Output every record word for word.

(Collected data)
## start

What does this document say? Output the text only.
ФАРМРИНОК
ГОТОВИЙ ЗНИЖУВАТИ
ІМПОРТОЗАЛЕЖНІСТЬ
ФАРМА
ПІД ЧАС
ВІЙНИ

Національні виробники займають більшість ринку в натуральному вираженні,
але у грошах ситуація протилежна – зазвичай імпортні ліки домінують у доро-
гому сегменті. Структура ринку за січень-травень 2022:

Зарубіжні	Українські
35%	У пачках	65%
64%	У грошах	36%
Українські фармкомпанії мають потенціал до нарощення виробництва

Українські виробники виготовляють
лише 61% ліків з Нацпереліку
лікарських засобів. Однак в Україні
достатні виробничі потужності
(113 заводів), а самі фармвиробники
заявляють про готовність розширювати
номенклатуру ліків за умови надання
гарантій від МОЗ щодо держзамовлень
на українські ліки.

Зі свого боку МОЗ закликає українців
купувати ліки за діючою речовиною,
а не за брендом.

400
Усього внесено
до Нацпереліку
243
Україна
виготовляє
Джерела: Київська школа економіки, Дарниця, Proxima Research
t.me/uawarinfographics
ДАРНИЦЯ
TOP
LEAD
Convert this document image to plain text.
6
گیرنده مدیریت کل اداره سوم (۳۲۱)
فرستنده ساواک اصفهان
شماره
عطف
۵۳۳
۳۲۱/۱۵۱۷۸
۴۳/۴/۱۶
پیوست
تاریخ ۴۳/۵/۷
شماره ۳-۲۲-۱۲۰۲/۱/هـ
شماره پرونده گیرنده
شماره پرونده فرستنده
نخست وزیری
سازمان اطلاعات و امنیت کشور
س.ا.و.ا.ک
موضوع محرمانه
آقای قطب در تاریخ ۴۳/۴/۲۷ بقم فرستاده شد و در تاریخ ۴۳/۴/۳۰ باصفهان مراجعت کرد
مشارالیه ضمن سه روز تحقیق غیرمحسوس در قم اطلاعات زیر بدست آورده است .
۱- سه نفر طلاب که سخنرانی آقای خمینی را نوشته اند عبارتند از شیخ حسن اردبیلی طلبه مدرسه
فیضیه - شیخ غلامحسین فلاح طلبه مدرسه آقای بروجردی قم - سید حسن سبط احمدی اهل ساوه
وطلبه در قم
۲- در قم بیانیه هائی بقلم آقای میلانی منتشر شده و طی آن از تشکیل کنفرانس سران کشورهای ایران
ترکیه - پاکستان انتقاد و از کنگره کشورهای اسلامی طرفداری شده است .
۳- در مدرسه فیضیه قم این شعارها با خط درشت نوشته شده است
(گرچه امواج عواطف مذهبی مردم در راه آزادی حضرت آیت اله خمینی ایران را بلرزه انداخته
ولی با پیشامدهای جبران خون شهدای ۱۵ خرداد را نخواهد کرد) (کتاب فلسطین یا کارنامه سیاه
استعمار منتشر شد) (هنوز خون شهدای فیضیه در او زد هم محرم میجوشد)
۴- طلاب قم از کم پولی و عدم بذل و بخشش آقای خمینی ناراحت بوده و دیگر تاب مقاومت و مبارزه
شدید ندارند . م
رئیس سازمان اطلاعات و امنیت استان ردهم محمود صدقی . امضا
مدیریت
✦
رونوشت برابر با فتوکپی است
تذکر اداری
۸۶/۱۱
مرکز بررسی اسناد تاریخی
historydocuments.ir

## end

**TASK RESPONSE:**
What does this document say? Output the text only.
ФАРМРИНОК
ГОТОВИЙ ЗНИЖУВАТИ
ІМПОРТОЗАЛЕЖНІСТЬ
ФАРМА
ПІД ЧАС
ВІЙНИ

Національні виробники займають більшість ринку в натуральному вираженні,
але у грошах ситуація протилежна – зазвичай імпортні ліки домінують у доро-
гому сегменті. Структура ринку за січень-травень 2022:

Зарубіжні	Українські
35%	У пачках	65%
64%	У грошах	36%
Українські фармкомпанії мають потенціал до нарощення виробництва

Українські виробники виготовляють
лише 61% ліків з Нацпереліку
лікарських засобів. Однак в Україні
достатні виробничі потужності
(113 заводів), а самі фармвиробники
заявляють про готовність розширювати
номенклатуру ліків за умови надання
гарантій від МОЗ щодо держзамовлень
на українські ліки.

Зі свого боку МОЗ закликає українців
купувати ліки за діючою речовиною,
а не за брендом.

400
Усього внесено
до Нацпереліку
243
Україна
виготовляє
Джерела: Київська школа економіки, Дарниця, Proxima Research
t.me/uawarinfographics
ДАРНИЦЯ
TOP
LEAD
Convert this document image to plain text.
6
گیرنده مدیریت کل اداره سوم (۳۲۱)
فرستنده ساواک اصفهان
شماره
عطف
۵۳۳
۳۲۱/۱۵۱۷۸
۴۳/۴/۱۶
پیوست
تاریخ ۴۳/۵/۷
شماره ۳-۲۲-۱۲۰۲/۱/هـ
شماره پرونده گیرنده
شماره پرونده فرستنده
نخست وزیری
سازمان اطلاعات و امنیت کشور
س.ا.و.ا.ک
موضوع محرمانه
آقای قطب در تاریخ ۴۳/۴/۲۷ بقم فرستاده شد و در تاریخ ۴۳/۴/۳۰ باصفهان مراجعت کرد
مشارالیه ضمن سه روز تحقیق غیرمحسوس در قم اطلاعات زیر بدست آورده است .
۱- سه نفر طلاب که سخنرانی آقای خمینی را نوشته اند عبارتند از شیخ حسن اردبیلی طلبه مدرسه
فیضیه - شیخ غلامحسین فلاح طلبه مدرسه آقای بروجردی قم - سید حسن سبط احمدی اهل ساوه
وطلبه در قم
۲- در قم بیانیه هائی بقلم آقای میلانی منتشر شده و طی آن از تشکیل کنفرانس سران کشورهای ایران
ترکیه - پاکستان انتقاد و از کنگره کشورهای اسلامی طرفداری شده است .
۳- در مدرسه فیضیه قم این شعارها با خط درشت نوشته شده است
(گرچه امواج عواطف مذهبی مردم در راه آزادی حضرت آیت اله خمینی ایران را بلرزه انداخته
ولی با پیشامدهای جبران خون شهدای ۱۵ خرداد را نخواهد کرد) (کتاب فلسطین یا کارنامه سیاه
استعمار منتشر شد) (هنوز خون شهدای فیضیه در او زد هم محرم میجوشد)
۴- طلاب قم از کم پولی و عدم بذل و بخشش آقای خمینی ناراحت بوده و دیگر تاب مقاومت و مبارزه
شدید ندارند . م
رئیس سازمان اطلاعات و امنیت استان ردهم محمود صدقی . امضا
مدیریت
✦
رونوشت برابر با فتوکپی است
تذکر اداری
۸۶/۱۱
مرکز بررسی اسناد تاریخی
historydocuments.ir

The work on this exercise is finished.